== Written request ==
Below is a block of records: output all of them exactly and leave out the pictures.

== Dataset records ==
-- Start --

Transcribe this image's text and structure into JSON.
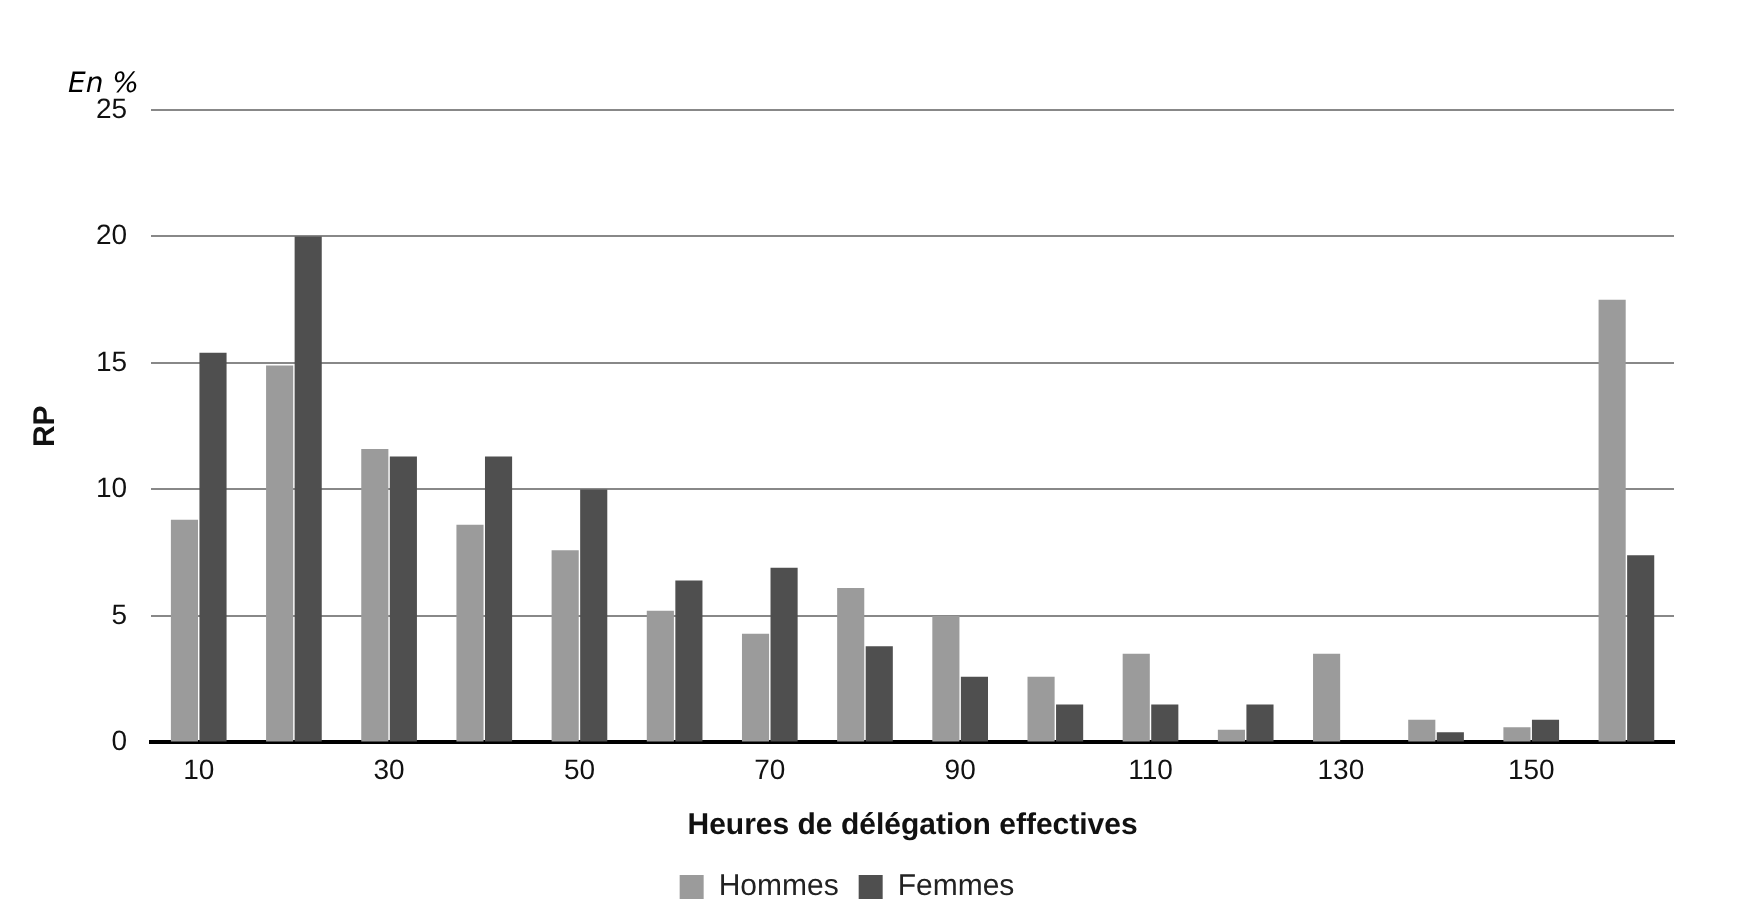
{
  "chart_data": {
    "type": "bar",
    "xlabel": "Heures de délégation effectives",
    "ylabel": "RP",
    "annotations": [
      "En %"
    ],
    "categories": [
      "10",
      null,
      "30",
      null,
      "50",
      null,
      "70",
      null,
      "90",
      null,
      "110",
      null,
      "130",
      null,
      "150",
      null
    ],
    "series": [
      {
        "name": "Hommes",
        "color": "#9b9b9b",
        "values": [
          8.8,
          14.9,
          11.6,
          8.6,
          7.6,
          5.2,
          4.3,
          6.1,
          5.0,
          2.6,
          3.5,
          0.5,
          3.5,
          0.9,
          0.6,
          17.5
        ]
      },
      {
        "name": "Femmes",
        "color": "#4f4f4f",
        "values": [
          15.4,
          20.0,
          11.3,
          11.3,
          10.0,
          6.4,
          6.9,
          3.8,
          2.6,
          1.5,
          1.5,
          1.5,
          0,
          0.4,
          0.9,
          7.4
        ]
      }
    ],
    "ylim": [
      0,
      25
    ],
    "yticks": [
      0,
      5,
      10,
      15,
      20,
      25
    ],
    "grid": "y",
    "legend": "bottom"
  }
}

-- End --

== Full answer ==
Transcribe this image's text and structure into JSON.
{
  "chart_data": {
    "type": "bar",
    "xlabel": "Heures de délégation effectives",
    "ylabel": "RP",
    "annotations": [
      "En %"
    ],
    "categories": [
      "10",
      null,
      "30",
      null,
      "50",
      null,
      "70",
      null,
      "90",
      null,
      "110",
      null,
      "130",
      null,
      "150",
      null
    ],
    "series": [
      {
        "name": "Hommes",
        "color": "#9b9b9b",
        "values": [
          8.8,
          14.9,
          11.6,
          8.6,
          7.6,
          5.2,
          4.3,
          6.1,
          5.0,
          2.6,
          3.5,
          0.5,
          3.5,
          0.9,
          0.6,
          17.5
        ]
      },
      {
        "name": "Femmes",
        "color": "#4f4f4f",
        "values": [
          15.4,
          20.0,
          11.3,
          11.3,
          10.0,
          6.4,
          6.9,
          3.8,
          2.6,
          1.5,
          1.5,
          1.5,
          0,
          0.4,
          0.9,
          7.4
        ]
      }
    ],
    "ylim": [
      0,
      25
    ],
    "yticks": [
      0,
      5,
      10,
      15,
      20,
      25
    ],
    "grid": "y",
    "legend": "bottom"
  }
}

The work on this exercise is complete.